Your task: Return the number of lines that contain the word "true", and return nothing else.

start Task input

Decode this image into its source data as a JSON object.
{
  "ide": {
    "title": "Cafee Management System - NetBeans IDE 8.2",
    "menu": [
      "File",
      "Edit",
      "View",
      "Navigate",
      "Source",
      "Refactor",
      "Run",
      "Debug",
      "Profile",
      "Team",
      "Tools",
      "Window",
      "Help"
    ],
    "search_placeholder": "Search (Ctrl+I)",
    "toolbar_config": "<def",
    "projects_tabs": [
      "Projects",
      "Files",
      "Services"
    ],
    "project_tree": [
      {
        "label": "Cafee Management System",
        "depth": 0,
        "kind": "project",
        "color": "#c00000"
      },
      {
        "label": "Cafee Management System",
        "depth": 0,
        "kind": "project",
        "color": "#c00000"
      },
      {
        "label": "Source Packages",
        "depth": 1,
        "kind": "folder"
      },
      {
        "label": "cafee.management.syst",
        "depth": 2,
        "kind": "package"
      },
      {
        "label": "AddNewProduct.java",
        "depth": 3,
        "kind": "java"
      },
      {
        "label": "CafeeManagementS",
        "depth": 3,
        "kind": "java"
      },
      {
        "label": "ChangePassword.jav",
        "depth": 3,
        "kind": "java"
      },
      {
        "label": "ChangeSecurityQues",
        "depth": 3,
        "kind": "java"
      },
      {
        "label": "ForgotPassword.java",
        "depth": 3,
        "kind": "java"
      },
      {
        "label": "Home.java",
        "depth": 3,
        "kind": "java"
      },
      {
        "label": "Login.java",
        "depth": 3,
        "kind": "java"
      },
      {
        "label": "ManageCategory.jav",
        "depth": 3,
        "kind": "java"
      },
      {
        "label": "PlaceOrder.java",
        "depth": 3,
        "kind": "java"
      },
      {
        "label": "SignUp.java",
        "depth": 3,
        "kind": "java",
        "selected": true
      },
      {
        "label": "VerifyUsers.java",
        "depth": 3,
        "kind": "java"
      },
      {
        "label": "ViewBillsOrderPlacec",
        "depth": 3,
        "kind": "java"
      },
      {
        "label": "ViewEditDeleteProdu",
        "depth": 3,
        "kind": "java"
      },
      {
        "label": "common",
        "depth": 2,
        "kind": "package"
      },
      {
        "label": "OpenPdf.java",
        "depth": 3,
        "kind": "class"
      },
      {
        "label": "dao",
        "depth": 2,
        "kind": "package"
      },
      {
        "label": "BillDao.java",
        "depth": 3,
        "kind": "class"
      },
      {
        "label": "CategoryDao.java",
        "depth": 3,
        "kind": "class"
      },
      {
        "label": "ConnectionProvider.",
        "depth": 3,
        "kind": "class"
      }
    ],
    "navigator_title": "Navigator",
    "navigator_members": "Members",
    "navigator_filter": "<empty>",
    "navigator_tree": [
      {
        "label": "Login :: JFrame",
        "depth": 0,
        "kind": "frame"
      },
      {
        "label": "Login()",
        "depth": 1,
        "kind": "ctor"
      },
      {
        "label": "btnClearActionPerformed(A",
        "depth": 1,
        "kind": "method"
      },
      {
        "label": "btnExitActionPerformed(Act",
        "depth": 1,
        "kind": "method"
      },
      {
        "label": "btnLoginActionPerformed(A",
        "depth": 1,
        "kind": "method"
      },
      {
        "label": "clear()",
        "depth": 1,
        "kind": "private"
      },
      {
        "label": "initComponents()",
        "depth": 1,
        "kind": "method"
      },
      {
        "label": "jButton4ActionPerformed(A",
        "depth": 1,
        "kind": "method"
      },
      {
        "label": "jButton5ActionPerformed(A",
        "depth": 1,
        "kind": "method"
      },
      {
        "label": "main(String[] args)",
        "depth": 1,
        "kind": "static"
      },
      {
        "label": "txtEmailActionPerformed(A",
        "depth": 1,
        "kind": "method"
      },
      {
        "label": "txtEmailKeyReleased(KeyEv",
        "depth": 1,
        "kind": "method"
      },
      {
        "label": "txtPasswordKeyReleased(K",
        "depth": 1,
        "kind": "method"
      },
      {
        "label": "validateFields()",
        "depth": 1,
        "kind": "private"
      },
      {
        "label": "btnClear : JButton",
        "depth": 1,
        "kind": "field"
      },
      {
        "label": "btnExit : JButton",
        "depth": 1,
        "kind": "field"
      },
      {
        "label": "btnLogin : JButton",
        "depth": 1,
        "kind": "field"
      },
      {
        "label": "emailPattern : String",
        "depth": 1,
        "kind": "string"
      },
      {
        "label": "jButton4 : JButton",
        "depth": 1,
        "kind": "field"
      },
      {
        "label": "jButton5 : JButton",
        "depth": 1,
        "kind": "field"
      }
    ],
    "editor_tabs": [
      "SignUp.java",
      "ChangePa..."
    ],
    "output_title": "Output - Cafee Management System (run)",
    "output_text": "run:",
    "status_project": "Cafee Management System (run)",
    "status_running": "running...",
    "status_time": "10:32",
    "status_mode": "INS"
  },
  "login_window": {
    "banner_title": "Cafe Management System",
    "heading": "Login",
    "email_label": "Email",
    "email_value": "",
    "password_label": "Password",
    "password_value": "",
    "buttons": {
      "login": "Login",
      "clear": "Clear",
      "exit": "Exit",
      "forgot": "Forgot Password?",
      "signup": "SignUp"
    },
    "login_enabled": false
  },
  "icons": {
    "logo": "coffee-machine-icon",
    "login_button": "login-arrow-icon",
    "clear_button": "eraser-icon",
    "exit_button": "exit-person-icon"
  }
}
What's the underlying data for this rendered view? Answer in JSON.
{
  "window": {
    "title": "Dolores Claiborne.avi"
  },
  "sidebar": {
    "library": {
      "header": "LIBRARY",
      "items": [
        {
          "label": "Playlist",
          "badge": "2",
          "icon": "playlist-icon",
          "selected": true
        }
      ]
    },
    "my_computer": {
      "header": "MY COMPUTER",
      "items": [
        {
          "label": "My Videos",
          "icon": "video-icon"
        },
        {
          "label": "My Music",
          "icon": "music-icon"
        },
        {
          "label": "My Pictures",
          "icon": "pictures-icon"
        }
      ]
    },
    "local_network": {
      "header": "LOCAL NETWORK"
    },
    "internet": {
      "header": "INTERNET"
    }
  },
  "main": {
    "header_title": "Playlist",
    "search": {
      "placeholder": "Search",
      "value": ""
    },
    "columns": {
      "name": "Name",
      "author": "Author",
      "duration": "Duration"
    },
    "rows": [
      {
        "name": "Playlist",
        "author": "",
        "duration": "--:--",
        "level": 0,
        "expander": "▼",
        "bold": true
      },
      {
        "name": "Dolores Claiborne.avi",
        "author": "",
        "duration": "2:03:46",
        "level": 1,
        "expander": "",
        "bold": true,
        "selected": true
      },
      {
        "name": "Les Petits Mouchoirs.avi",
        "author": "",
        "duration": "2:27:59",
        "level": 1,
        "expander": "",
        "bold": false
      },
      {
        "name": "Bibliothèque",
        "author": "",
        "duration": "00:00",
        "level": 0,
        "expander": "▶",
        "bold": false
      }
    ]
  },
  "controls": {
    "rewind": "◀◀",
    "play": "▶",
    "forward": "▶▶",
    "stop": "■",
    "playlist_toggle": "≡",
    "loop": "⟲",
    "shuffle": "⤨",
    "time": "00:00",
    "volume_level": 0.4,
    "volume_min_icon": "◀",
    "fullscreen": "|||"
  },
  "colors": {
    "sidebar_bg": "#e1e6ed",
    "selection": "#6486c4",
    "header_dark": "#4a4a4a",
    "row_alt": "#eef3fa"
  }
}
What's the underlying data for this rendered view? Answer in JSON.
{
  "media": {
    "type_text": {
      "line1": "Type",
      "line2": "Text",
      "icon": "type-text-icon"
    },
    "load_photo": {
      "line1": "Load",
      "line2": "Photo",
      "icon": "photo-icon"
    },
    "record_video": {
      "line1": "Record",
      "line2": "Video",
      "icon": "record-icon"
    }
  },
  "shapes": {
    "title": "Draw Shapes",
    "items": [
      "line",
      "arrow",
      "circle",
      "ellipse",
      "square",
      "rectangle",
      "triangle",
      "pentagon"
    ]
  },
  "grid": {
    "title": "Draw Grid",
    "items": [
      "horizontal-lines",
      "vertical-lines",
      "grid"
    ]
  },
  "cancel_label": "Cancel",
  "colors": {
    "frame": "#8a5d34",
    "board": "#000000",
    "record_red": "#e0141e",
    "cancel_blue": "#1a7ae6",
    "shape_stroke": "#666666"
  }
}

end Task input

Output below: 5